● TASKS:
**1)** In the article on supply chain resilience, how many places did Ukraine fall in this year's ranking?
**2)** Reproduce the supply chain article, everything from "The index evaluates" down to "fire, FM Global said.", swapping each "places" for "spots".
**3)** Carry on the article about supply chain resilience from the point where it stops.

Top of EXERCISE TEXT

Politics, conflict undermine supply chainsReprints
Ukraine and Thailand pose substantial supply chain exposures, while Taiwan has improved its supply chain resiliency, according to FM Global's 2015 Global Resilience Index, released Tuesday.
The index evaluates three primary factors — economic, risk quality and the supply chain itself — to arrive at its rankings, FM Global said in a statement.
Ukraine saw the largest year-over-year drop in this year's ranking, falling 31 places to 107th due to the nation's conflict with Russia.
“This worsening political risk and a weakened infrastructure are the main negative factors affecting the rank of Europe's largest country” by area, FM Global said in the statement.
Thailand fell 20 places to 82nd due to “poorer perceptions of the country's infrastructure … and the quality of local suppliers as well as a decline in political stability and the quality of fire risk management,” FM Global said.
By contrast, Taiwan climbed 52 places to 37th position on a substantial improvement to its commitment to risk management, both natural hazard and fire, FM Global said.

Bottom of EXERCISE TEXT
Top of DATASET RECORDS

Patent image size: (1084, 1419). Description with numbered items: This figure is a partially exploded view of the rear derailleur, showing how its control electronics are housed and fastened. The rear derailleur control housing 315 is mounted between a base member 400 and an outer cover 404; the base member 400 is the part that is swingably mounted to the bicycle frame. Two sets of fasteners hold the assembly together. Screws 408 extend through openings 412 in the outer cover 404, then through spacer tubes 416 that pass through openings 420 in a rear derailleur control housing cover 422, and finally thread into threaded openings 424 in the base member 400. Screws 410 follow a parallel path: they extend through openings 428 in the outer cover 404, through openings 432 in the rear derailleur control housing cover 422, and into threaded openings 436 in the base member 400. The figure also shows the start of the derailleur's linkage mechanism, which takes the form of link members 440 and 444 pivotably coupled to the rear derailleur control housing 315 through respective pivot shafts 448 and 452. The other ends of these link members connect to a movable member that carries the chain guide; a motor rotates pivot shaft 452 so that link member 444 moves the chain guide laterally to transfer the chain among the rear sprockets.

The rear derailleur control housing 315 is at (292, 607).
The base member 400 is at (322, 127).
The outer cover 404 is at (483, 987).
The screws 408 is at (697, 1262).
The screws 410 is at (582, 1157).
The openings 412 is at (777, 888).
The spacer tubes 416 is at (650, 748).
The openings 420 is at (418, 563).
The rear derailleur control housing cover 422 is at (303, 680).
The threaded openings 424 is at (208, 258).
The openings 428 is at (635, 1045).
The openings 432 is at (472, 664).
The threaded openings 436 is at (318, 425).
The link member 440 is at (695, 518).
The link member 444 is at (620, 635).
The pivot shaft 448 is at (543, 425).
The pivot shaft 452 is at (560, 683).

Bottom of DATASET RECORDS

● ANSWERS FOR THIS EXERCISE:
**1)** Ukraine fell 31 places, to 107th.

**2)**
The index evaluates three primary factors — economic, risk quality and the supply chain itself — to arrive at its rankings, FM Global said in a statement.
Ukraine saw the largest year-over-year drop in this year's ranking, falling 31 spots to 107th due to the nation's conflict with Russia.
“This worsening political risk and a weakened infrastructure are the main negative factors affecting the rank of Europe's largest country” by area, FM Global said in the statement.
Thailand fell 20 spots to 82nd due to “poorer perceptions of the country's infrastructure … and the quality of local suppliers as well as a decline in political stability and the quality of fire risk management,” FM Global said.
By contrast, Taiwan climbed 52 spots to 37th position on a substantial improvement to its commitment to risk management, both natural hazard and fire, FM Global said.

**3)**
“This rise shows an increased awareness of the natural hazards and fire risk exposures inherent to the country, the building of new facilities to a higher level of quality and greater acceptance of risk management measures that can better existing protect facilities,” said Bret Ahnell, executive vice president at FM Global.
The U.S is divided into three regions due to its geographical spread presenting different risk exposures. Region 3 includes most of the central part of the country and ranks 10th; Region 1, with much of the East Coast, ranks 16th; and Region 2, primarily the West Coast, ranks 21st, according to FM Global.
The most resilient nations are Norway at No. 1, Switzerland, and the Netherlands, while the least resilient are Mauritania, Kyrgyz Republic and — ranking last at 130 — Venezuela.
The index is compiled annually for FM Global, by Oxford, England-based analytics and advisory firm Oxford Metrica.